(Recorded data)
○ ○ ○ ○ ○ ○ ○

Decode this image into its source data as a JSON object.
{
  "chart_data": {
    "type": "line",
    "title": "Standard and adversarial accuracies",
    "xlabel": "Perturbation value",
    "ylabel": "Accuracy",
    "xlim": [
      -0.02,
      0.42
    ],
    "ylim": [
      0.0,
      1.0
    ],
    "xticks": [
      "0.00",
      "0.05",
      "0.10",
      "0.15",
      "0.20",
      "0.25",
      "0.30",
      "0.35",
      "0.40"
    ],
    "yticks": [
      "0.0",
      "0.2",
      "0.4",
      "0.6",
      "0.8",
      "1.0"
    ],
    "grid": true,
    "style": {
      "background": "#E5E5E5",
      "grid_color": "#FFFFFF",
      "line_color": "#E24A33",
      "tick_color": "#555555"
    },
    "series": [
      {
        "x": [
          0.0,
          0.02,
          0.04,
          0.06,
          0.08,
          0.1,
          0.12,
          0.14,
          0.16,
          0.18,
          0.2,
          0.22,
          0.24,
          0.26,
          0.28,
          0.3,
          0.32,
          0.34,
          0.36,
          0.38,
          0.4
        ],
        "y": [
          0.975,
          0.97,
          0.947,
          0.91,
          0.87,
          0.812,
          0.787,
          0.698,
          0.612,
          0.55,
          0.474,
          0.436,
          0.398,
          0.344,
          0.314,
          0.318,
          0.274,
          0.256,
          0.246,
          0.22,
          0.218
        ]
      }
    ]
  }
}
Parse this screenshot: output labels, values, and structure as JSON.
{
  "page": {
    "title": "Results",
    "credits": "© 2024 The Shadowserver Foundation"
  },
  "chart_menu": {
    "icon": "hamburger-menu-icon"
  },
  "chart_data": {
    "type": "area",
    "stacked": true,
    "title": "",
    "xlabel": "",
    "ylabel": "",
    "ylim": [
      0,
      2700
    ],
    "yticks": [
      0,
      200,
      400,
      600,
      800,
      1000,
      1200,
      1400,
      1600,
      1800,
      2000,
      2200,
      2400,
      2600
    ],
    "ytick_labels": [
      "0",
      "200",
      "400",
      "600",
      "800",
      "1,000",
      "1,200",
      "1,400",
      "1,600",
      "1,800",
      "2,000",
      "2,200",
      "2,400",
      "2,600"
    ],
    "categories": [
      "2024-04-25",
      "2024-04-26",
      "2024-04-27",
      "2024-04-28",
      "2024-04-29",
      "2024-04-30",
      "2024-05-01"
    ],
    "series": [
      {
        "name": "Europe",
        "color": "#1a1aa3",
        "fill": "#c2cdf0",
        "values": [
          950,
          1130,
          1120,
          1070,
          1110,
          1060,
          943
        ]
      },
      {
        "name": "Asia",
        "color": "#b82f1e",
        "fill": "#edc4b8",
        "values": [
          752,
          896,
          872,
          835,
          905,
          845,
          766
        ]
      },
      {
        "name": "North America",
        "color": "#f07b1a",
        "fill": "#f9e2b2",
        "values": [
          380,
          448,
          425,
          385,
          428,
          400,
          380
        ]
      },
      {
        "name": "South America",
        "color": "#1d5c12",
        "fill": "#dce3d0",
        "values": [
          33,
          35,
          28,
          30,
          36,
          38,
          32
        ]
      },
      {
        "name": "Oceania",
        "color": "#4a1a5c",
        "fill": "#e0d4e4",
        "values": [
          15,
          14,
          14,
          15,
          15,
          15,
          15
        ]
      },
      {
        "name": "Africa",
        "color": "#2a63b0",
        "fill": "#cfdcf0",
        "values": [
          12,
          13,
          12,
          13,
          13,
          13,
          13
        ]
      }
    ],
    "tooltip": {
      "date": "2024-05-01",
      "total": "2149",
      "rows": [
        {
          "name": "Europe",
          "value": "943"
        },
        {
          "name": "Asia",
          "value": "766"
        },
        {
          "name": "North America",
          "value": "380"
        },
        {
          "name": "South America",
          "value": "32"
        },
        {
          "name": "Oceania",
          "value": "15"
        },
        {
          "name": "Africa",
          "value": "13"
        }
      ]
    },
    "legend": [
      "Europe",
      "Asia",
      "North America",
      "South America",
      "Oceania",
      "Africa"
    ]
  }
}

○ ○ ○ ○ ○ ○ ○

» **WHAT IS ASKED**:
Copy out each record from above, exactly.

» **PROBLEM SOLUTION**:
Decode this image into its source data as a JSON object.
{
  "chart_data": {
    "type": "line",
    "title": "Standard and adversarial accuracies",
    "xlabel": "Perturbation value",
    "ylabel": "Accuracy",
    "xlim": [
      -0.02,
      0.42
    ],
    "ylim": [
      0.0,
      1.0
    ],
    "xticks": [
      "0.00",
      "0.05",
      "0.10",
      "0.15",
      "0.20",
      "0.25",
      "0.30",
      "0.35",
      "0.40"
    ],
    "yticks": [
      "0.0",
      "0.2",
      "0.4",
      "0.6",
      "0.8",
      "1.0"
    ],
    "grid": true,
    "style": {
      "background": "#E5E5E5",
      "grid_color": "#FFFFFF",
      "line_color": "#E24A33",
      "tick_color": "#555555"
    },
    "series": [
      {
        "x": [
          0.0,
          0.02,
          0.04,
          0.06,
          0.08,
          0.1,
          0.12,
          0.14,
          0.16,
          0.18,
          0.2,
          0.22,
          0.24,
          0.26,
          0.28,
          0.3,
          0.32,
          0.34,
          0.36,
          0.38,
          0.4
        ],
        "y": [
          0.975,
          0.97,
          0.947,
          0.91,
          0.87,
          0.812,
          0.787,
          0.698,
          0.612,
          0.55,
          0.474,
          0.436,
          0.398,
          0.344,
          0.314,
          0.318,
          0.274,
          0.256,
          0.246,
          0.22,
          0.218
        ]
      }
    ]
  }
}
Parse this screenshot: output labels, values, and structure as JSON.
{
  "page": {
    "title": "Results",
    "credits": "© 2024 The Shadowserver Foundation"
  },
  "chart_menu": {
    "icon": "hamburger-menu-icon"
  },
  "chart_data": {
    "type": "area",
    "stacked": true,
    "title": "",
    "xlabel": "",
    "ylabel": "",
    "ylim": [
      0,
      2700
    ],
    "yticks": [
      0,
      200,
      400,
      600,
      800,
      1000,
      1200,
      1400,
      1600,
      1800,
      2000,
      2200,
      2400,
      2600
    ],
    "ytick_labels": [
      "0",
      "200",
      "400",
      "600",
      "800",
      "1,000",
      "1,200",
      "1,400",
      "1,600",
      "1,800",
      "2,000",
      "2,200",
      "2,400",
      "2,600"
    ],
    "categories": [
      "2024-04-25",
      "2024-04-26",
      "2024-04-27",
      "2024-04-28",
      "2024-04-29",
      "2024-04-30",
      "2024-05-01"
    ],
    "series": [
      {
        "name": "Europe",
        "color": "#1a1aa3",
        "fill": "#c2cdf0",
        "values": [
          950,
          1130,
          1120,
          1070,
          1110,
          1060,
          943
        ]
      },
      {
        "name": "Asia",
        "color": "#b82f1e",
        "fill": "#edc4b8",
        "values": [
          752,
          896,
          872,
          835,
          905,
          845,
          766
        ]
      },
      {
        "name": "North America",
        "color": "#f07b1a",
        "fill": "#f9e2b2",
        "values": [
          380,
          448,
          425,
          385,
          428,
          400,
          380
        ]
      },
      {
        "name": "South America",
        "color": "#1d5c12",
        "fill": "#dce3d0",
        "values": [
          33,
          35,
          28,
          30,
          36,
          38,
          32
        ]
      },
      {
        "name": "Oceania",
        "color": "#4a1a5c",
        "fill": "#e0d4e4",
        "values": [
          15,
          14,
          14,
          15,
          15,
          15,
          15
        ]
      },
      {
        "name": "Africa",
        "color": "#2a63b0",
        "fill": "#cfdcf0",
        "values": [
          12,
          13,
          12,
          13,
          13,
          13,
          13
        ]
      }
    ],
    "tooltip": {
      "date": "2024-05-01",
      "total": "2149",
      "rows": [
        {
          "name": "Europe",
          "value": "943"
        },
        {
          "name": "Asia",
          "value": "766"
        },
        {
          "name": "North America",
          "value": "380"
        },
        {
          "name": "South America",
          "value": "32"
        },
        {
          "name": "Oceania",
          "value": "15"
        },
        {
          "name": "Africa",
          "value": "13"
        }
      ]
    },
    "legend": [
      "Europe",
      "Asia",
      "North America",
      "South America",
      "Oceania",
      "Africa"
    ]
  }
}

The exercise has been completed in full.